> TASK PROMPT
All entries must be repeated exactly; do not include the pictures.

*-*-*

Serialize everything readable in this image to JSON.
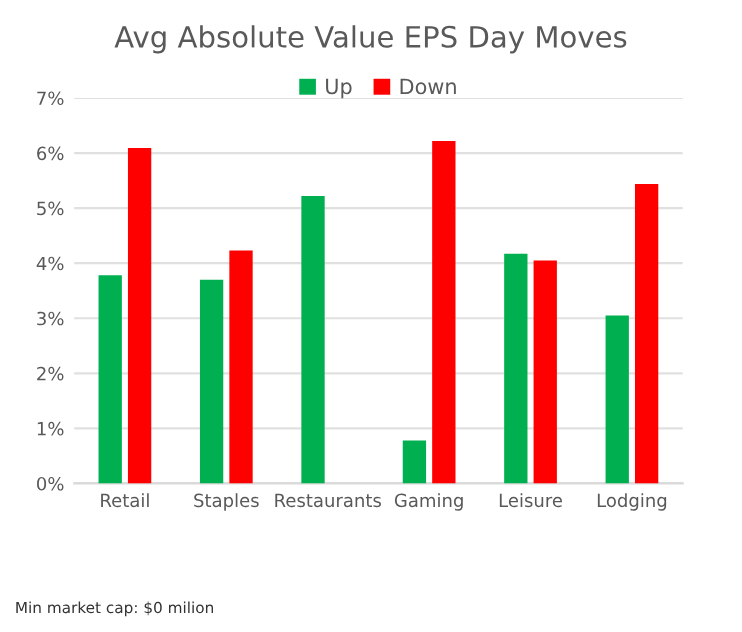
{
  "chart_data": {
    "type": "bar",
    "title": "Avg Absolute Value EPS Day Moves",
    "categories": [
      "Retail",
      "Staples",
      "Restaurants",
      "Gaming",
      "Leisure",
      "Lodging"
    ],
    "series": [
      {
        "name": "Up",
        "color": "#00b050",
        "values": [
          3.78,
          3.7,
          5.22,
          0.78,
          4.17,
          3.05
        ]
      },
      {
        "name": "Down",
        "color": "#ff0000",
        "values": [
          6.09,
          4.23,
          null,
          6.22,
          4.05,
          5.44
        ]
      }
    ],
    "ylim": [
      0,
      7
    ],
    "yticks": [
      {
        "value": 0,
        "label": "0%"
      },
      {
        "value": 1,
        "label": "1%"
      },
      {
        "value": 2,
        "label": "2%"
      },
      {
        "value": 3,
        "label": "3%"
      },
      {
        "value": 4,
        "label": "4%"
      },
      {
        "value": 5,
        "label": "5%"
      },
      {
        "value": 6,
        "label": "6%"
      },
      {
        "value": 7,
        "label": "7%"
      }
    ],
    "grid": "y",
    "legend": "top",
    "annotations": [
      "Min market cap: $0 milion"
    ]
  }
}
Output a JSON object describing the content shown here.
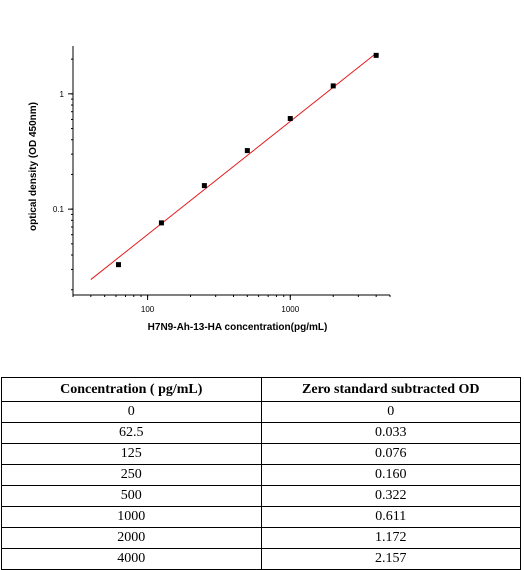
{
  "chart_data": {
    "type": "scatter",
    "xlabel": "H7N9-Ah-13-HA  concentration(pg/mL)",
    "ylabel": "optical density (OD 450nm)",
    "x_scale": "log",
    "y_scale": "log",
    "xlim": [
      30,
      5000
    ],
    "ylim": [
      0.018,
      2.6
    ],
    "x_ticks": [
      {
        "value": 100,
        "label": "100"
      },
      {
        "value": 1000,
        "label": "1000"
      }
    ],
    "y_ticks": [
      {
        "value": 0.1,
        "label": "0.1"
      },
      {
        "value": 1,
        "label": "1"
      }
    ],
    "points": [
      {
        "x": 62.5,
        "y": 0.033
      },
      {
        "x": 125,
        "y": 0.076
      },
      {
        "x": 250,
        "y": 0.16
      },
      {
        "x": 500,
        "y": 0.322
      },
      {
        "x": 1000,
        "y": 0.611
      },
      {
        "x": 2000,
        "y": 1.172
      },
      {
        "x": 4000,
        "y": 2.157
      }
    ],
    "fit_line": {
      "x": [
        40,
        4000
      ],
      "y": [
        0.0245,
        2.25
      ]
    },
    "grid": false,
    "marker_color": "#000000",
    "line_color": "#e41a1c"
  },
  "table": {
    "headers": [
      "Concentration ( pg/mL)",
      "Zero standard subtracted OD"
    ],
    "rows": [
      [
        "0",
        "0"
      ],
      [
        "62.5",
        "0.033"
      ],
      [
        "125",
        "0.076"
      ],
      [
        "250",
        "0.160"
      ],
      [
        "500",
        "0.322"
      ],
      [
        "1000",
        "0.611"
      ],
      [
        "2000",
        "1.172"
      ],
      [
        "4000",
        "2.157"
      ]
    ]
  }
}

*-*-*

> THE RESULT
Serialize everything readable in this image to JSON.
{
  "chart_data": {
    "type": "bar",
    "title": "Avg Absolute Value EPS Day Moves",
    "categories": [
      "Retail",
      "Staples",
      "Restaurants",
      "Gaming",
      "Leisure",
      "Lodging"
    ],
    "series": [
      {
        "name": "Up",
        "color": "#00b050",
        "values": [
          3.78,
          3.7,
          5.22,
          0.78,
          4.17,
          3.05
        ]
      },
      {
        "name": "Down",
        "color": "#ff0000",
        "values": [
          6.09,
          4.23,
          null,
          6.22,
          4.05,
          5.44
        ]
      }
    ],
    "ylim": [
      0,
      7
    ],
    "yticks": [
      {
        "value": 0,
        "label": "0%"
      },
      {
        "value": 1,
        "label": "1%"
      },
      {
        "value": 2,
        "label": "2%"
      },
      {
        "value": 3,
        "label": "3%"
      },
      {
        "value": 4,
        "label": "4%"
      },
      {
        "value": 5,
        "label": "5%"
      },
      {
        "value": 6,
        "label": "6%"
      },
      {
        "value": 7,
        "label": "7%"
      }
    ],
    "grid": "y",
    "legend": "top",
    "annotations": [
      "Min market cap: $0 milion"
    ]
  }
}
Output a JSON object describing the content shown here.
{
  "chart_data": {
    "type": "scatter",
    "xlabel": "H7N9-Ah-13-HA  concentration(pg/mL)",
    "ylabel": "optical density (OD 450nm)",
    "x_scale": "log",
    "y_scale": "log",
    "xlim": [
      30,
      5000
    ],
    "ylim": [
      0.018,
      2.6
    ],
    "x_ticks": [
      {
        "value": 100,
        "label": "100"
      },
      {
        "value": 1000,
        "label": "1000"
      }
    ],
    "y_ticks": [
      {
        "value": 0.1,
        "label": "0.1"
      },
      {
        "value": 1,
        "label": "1"
      }
    ],
    "points": [
      {
        "x": 62.5,
        "y": 0.033
      },
      {
        "x": 125,
        "y": 0.076
      },
      {
        "x": 250,
        "y": 0.16
      },
      {
        "x": 500,
        "y": 0.322
      },
      {
        "x": 1000,
        "y": 0.611
      },
      {
        "x": 2000,
        "y": 1.172
      },
      {
        "x": 4000,
        "y": 2.157
      }
    ],
    "fit_line": {
      "x": [
        40,
        4000
      ],
      "y": [
        0.0245,
        2.25
      ]
    },
    "grid": false,
    "marker_color": "#000000",
    "line_color": "#e41a1c"
  },
  "table": {
    "headers": [
      "Concentration ( pg/mL)",
      "Zero standard subtracted OD"
    ],
    "rows": [
      [
        "0",
        "0"
      ],
      [
        "62.5",
        "0.033"
      ],
      [
        "125",
        "0.076"
      ],
      [
        "250",
        "0.160"
      ],
      [
        "500",
        "0.322"
      ],
      [
        "1000",
        "0.611"
      ],
      [
        "2000",
        "1.172"
      ],
      [
        "4000",
        "2.157"
      ]
    ]
  }
}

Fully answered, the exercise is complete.